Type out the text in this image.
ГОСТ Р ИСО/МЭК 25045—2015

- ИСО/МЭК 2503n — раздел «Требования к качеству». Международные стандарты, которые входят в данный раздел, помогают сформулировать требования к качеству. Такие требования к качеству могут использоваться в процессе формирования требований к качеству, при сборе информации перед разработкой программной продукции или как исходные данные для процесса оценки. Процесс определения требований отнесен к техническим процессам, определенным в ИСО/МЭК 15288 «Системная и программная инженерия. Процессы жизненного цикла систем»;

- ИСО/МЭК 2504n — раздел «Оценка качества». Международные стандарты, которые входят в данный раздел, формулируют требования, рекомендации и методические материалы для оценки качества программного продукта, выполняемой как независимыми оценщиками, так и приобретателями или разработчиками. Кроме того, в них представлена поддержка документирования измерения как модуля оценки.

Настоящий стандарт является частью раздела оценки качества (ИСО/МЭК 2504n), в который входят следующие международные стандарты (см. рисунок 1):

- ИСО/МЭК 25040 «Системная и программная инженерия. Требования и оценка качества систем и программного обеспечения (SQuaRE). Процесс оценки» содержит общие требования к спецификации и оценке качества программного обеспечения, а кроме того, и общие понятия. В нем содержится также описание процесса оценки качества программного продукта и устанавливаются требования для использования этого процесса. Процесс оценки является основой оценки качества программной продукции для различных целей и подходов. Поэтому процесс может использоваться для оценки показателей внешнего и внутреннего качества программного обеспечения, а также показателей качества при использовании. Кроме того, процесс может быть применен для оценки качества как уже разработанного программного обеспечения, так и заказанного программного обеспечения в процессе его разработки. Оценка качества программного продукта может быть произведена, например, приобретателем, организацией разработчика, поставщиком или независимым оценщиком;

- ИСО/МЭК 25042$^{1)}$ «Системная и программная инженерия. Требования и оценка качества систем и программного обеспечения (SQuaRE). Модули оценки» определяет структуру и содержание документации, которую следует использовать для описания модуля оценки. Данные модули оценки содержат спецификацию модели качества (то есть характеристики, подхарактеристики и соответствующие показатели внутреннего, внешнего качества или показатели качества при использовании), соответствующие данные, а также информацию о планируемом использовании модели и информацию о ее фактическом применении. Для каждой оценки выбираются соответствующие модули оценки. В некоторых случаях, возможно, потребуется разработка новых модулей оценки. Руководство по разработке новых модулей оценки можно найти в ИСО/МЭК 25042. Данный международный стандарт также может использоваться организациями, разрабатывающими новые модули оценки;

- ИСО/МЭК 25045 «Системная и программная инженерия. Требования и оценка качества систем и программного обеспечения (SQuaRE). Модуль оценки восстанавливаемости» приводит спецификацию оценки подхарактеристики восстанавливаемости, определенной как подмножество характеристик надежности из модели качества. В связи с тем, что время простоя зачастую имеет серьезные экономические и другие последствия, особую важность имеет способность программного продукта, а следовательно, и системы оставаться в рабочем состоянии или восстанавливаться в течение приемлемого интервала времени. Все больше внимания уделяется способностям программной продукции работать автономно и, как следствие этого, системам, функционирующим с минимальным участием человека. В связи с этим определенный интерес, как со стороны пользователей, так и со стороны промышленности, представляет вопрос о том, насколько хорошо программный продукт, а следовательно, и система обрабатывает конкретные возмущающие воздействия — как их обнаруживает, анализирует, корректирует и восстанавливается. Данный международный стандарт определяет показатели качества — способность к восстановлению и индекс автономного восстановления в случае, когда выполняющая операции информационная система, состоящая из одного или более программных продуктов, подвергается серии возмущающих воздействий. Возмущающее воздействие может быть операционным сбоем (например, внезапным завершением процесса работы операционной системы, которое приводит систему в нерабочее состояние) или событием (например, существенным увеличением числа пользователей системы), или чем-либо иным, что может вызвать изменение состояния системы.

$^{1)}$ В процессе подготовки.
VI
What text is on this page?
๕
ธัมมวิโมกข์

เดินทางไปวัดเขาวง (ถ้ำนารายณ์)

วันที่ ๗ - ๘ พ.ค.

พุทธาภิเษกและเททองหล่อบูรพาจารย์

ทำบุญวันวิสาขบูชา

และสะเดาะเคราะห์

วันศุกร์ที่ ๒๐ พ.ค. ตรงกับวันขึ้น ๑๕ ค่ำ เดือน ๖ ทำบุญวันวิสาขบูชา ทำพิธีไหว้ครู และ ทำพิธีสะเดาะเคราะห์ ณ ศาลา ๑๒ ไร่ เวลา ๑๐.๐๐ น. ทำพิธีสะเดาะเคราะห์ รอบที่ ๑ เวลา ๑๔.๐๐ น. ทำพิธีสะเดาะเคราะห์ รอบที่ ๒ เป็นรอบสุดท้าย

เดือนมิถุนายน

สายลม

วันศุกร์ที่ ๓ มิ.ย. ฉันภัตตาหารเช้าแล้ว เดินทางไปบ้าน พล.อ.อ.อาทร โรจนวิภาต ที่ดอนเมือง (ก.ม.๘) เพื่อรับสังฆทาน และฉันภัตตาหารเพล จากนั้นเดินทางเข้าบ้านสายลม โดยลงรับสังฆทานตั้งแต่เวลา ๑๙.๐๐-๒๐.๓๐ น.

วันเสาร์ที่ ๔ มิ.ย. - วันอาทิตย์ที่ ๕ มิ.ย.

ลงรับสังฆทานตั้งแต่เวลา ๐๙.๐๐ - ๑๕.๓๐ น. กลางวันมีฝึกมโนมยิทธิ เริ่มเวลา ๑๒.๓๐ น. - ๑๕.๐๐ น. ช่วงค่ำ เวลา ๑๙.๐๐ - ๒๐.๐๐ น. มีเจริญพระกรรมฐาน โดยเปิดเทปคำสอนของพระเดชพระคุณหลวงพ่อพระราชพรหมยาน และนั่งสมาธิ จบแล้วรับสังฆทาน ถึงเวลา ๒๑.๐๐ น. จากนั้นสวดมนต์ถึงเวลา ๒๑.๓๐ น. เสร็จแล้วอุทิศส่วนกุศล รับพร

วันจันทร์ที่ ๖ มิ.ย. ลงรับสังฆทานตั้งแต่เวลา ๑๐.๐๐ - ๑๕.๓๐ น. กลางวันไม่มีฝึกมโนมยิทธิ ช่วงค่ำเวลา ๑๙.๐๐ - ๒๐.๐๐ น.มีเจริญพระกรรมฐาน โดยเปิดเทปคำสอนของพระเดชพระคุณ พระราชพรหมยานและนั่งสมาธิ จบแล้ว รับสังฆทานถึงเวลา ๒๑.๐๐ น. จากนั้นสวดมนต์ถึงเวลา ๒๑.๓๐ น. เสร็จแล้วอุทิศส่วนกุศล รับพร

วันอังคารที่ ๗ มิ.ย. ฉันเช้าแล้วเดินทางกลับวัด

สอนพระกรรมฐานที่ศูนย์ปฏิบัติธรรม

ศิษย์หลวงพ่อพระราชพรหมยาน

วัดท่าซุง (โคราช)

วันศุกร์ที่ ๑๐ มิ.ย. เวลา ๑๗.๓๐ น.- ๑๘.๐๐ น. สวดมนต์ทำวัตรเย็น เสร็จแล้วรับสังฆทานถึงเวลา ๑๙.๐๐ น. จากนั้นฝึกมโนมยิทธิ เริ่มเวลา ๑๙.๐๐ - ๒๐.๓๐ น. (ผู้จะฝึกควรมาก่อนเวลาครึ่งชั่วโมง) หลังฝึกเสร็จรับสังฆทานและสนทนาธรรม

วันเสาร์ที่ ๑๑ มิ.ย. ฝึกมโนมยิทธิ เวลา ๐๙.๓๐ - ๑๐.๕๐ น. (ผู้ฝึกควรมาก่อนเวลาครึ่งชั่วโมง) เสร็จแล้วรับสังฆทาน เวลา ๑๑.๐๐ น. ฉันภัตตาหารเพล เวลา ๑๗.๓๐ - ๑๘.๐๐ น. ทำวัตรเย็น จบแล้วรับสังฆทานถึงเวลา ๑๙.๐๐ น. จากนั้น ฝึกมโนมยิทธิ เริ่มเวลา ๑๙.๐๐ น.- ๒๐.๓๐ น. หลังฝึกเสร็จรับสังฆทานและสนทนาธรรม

################

◆ WHAT TO WORK ON: Copy each line of the listing that includes "จบแล".

◆ COMPLETE RESPONSE:
ลงรับสังฆทานตั้งแต่เวลา ๐๙.๐๐ - ๑๕.๓๐ น. กลางวันมีฝึกมโนมยิทธิ เริ่มเวลา ๑๒.๓๐ น. - ๑๕.๐๐ น. ช่วงค่ำ เวลา ๑๙.๐๐ - ๒๐.๐๐ น. มีเจริญพระกรรมฐาน โดยเปิดเทปคำสอนของพระเดชพระคุณหลวงพ่อพระราชพรหมยาน และนั่งสมาธิ จบแล้วรับสังฆทาน ถึงเวลา ๒๑.๐๐ น. จากนั้นสวดมนต์ถึงเวลา ๒๑.๓๐ น. เสร็จแล้วอุทิศส่วนกุศล รับพร
วันจันทร์ที่ ๖ มิ.ย. ลงรับสังฆทานตั้งแต่เวลา ๑๐.๐๐ - ๑๕.๓๐ น. กลางวันไม่มีฝึกมโนมยิทธิ ช่วงค่ำเวลา ๑๙.๐๐ - ๒๐.๐๐ น.มีเจริญพระกรรมฐาน โดยเปิดเทปคำสอนของพระเดชพระคุณ พระราชพรหมยานและนั่งสมาธิ จบแล้ว รับสังฆทานถึงเวลา ๒๑.๐๐ น. จากนั้นสวดมนต์ถึงเวลา ๒๑.๓๐ น. เสร็จแล้วอุทิศส่วนกุศล รับพร
วันเสาร์ที่ ๑๑ มิ.ย. ฝึกมโนมยิทธิ เวลา ๐๙.๓๐ - ๑๐.๕๐ น. (ผู้ฝึกควรมาก่อนเวลาครึ่งชั่วโมง) เสร็จแล้วรับสังฆทาน เวลา ๑๑.๐๐ น. ฉันภัตตาหารเพล เวลา ๑๗.๓๐ - ๑๘.๐๐ น. ทำวัตรเย็น จบแล้วรับสังฆทานถึงเวลา ๑๙.๐๐ น. จากนั้น ฝึกมโนมยิทธิ เริ่มเวลา ๑๙.๐๐ น.- ๒๐.๓๐ น. หลังฝึกเสร็จรับสังฆทานและสนทนาธรรม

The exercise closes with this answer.